Figure contents as structured data
★ ★ ★ ★ ★

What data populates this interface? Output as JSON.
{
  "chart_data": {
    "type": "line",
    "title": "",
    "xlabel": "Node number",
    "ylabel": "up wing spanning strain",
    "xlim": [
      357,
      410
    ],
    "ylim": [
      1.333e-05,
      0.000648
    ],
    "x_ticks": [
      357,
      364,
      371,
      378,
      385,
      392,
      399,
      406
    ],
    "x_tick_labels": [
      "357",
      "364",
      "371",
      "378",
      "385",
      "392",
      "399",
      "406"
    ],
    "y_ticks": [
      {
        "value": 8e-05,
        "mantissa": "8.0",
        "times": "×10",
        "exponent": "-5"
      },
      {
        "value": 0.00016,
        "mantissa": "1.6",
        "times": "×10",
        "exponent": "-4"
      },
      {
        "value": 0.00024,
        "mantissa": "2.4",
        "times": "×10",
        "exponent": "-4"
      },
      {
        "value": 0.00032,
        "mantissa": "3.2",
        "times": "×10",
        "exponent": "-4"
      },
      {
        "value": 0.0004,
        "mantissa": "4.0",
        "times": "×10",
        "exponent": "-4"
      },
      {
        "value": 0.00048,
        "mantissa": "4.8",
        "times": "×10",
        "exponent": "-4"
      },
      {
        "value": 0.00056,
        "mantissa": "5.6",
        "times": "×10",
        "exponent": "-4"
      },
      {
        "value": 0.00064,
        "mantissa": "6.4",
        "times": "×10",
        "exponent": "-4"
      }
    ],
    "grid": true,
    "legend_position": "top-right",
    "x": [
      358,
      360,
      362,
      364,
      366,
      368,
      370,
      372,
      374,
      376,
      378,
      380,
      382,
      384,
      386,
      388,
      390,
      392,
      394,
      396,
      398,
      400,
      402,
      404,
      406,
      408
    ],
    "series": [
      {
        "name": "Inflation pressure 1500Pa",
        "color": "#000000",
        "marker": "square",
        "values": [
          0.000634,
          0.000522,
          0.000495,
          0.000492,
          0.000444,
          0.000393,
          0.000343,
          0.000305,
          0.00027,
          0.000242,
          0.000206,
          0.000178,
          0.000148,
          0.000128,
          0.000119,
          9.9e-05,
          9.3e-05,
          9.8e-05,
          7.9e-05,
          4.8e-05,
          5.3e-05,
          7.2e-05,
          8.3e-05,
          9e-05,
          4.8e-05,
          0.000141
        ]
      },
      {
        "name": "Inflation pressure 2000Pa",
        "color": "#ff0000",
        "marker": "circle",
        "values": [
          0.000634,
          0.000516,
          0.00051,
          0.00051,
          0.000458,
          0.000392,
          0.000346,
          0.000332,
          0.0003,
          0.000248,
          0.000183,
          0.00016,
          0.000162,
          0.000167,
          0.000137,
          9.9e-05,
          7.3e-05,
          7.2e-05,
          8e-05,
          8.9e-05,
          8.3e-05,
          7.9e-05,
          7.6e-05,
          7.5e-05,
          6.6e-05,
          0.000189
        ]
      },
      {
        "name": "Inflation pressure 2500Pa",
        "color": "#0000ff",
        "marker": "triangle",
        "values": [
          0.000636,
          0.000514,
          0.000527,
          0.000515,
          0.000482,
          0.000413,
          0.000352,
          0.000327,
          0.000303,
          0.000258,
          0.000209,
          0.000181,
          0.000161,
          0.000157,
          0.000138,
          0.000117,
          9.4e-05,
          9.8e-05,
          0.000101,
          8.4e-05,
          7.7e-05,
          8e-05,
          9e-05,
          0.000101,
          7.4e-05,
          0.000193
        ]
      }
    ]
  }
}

★ ★ ★ ★ ★

◆ TO DO
Send back each record exactly as it stands.

◆ THE REPLY
What data populates this interface? Output as JSON.
{
  "chart_data": {
    "type": "line",
    "title": "",
    "xlabel": "Node number",
    "ylabel": "up wing spanning strain",
    "xlim": [
      357,
      410
    ],
    "ylim": [
      1.333e-05,
      0.000648
    ],
    "x_ticks": [
      357,
      364,
      371,
      378,
      385,
      392,
      399,
      406
    ],
    "x_tick_labels": [
      "357",
      "364",
      "371",
      "378",
      "385",
      "392",
      "399",
      "406"
    ],
    "y_ticks": [
      {
        "value": 8e-05,
        "mantissa": "8.0",
        "times": "×10",
        "exponent": "-5"
      },
      {
        "value": 0.00016,
        "mantissa": "1.6",
        "times": "×10",
        "exponent": "-4"
      },
      {
        "value": 0.00024,
        "mantissa": "2.4",
        "times": "×10",
        "exponent": "-4"
      },
      {
        "value": 0.00032,
        "mantissa": "3.2",
        "times": "×10",
        "exponent": "-4"
      },
      {
        "value": 0.0004,
        "mantissa": "4.0",
        "times": "×10",
        "exponent": "-4"
      },
      {
        "value": 0.00048,
        "mantissa": "4.8",
        "times": "×10",
        "exponent": "-4"
      },
      {
        "value": 0.00056,
        "mantissa": "5.6",
        "times": "×10",
        "exponent": "-4"
      },
      {
        "value": 0.00064,
        "mantissa": "6.4",
        "times": "×10",
        "exponent": "-4"
      }
    ],
    "grid": true,
    "legend_position": "top-right",
    "x": [
      358,
      360,
      362,
      364,
      366,
      368,
      370,
      372,
      374,
      376,
      378,
      380,
      382,
      384,
      386,
      388,
      390,
      392,
      394,
      396,
      398,
      400,
      402,
      404,
      406,
      408
    ],
    "series": [
      {
        "name": "Inflation pressure 1500Pa",
        "color": "#000000",
        "marker": "square",
        "values": [
          0.000634,
          0.000522,
          0.000495,
          0.000492,
          0.000444,
          0.000393,
          0.000343,
          0.000305,
          0.00027,
          0.000242,
          0.000206,
          0.000178,
          0.000148,
          0.000128,
          0.000119,
          9.9e-05,
          9.3e-05,
          9.8e-05,
          7.9e-05,
          4.8e-05,
          5.3e-05,
          7.2e-05,
          8.3e-05,
          9e-05,
          4.8e-05,
          0.000141
        ]
      },
      {
        "name": "Inflation pressure 2000Pa",
        "color": "#ff0000",
        "marker": "circle",
        "values": [
          0.000634,
          0.000516,
          0.00051,
          0.00051,
          0.000458,
          0.000392,
          0.000346,
          0.000332,
          0.0003,
          0.000248,
          0.000183,
          0.00016,
          0.000162,
          0.000167,
          0.000137,
          9.9e-05,
          7.3e-05,
          7.2e-05,
          8e-05,
          8.9e-05,
          8.3e-05,
          7.9e-05,
          7.6e-05,
          7.5e-05,
          6.6e-05,
          0.000189
        ]
      },
      {
        "name": "Inflation pressure 2500Pa",
        "color": "#0000ff",
        "marker": "triangle",
        "values": [
          0.000636,
          0.000514,
          0.000527,
          0.000515,
          0.000482,
          0.000413,
          0.000352,
          0.000327,
          0.000303,
          0.000258,
          0.000209,
          0.000181,
          0.000161,
          0.000157,
          0.000138,
          0.000117,
          9.4e-05,
          9.8e-05,
          0.000101,
          8.4e-05,
          7.7e-05,
          8e-05,
          9e-05,
          0.000101,
          7.4e-05,
          0.000193
        ]
      }
    ]
  }
}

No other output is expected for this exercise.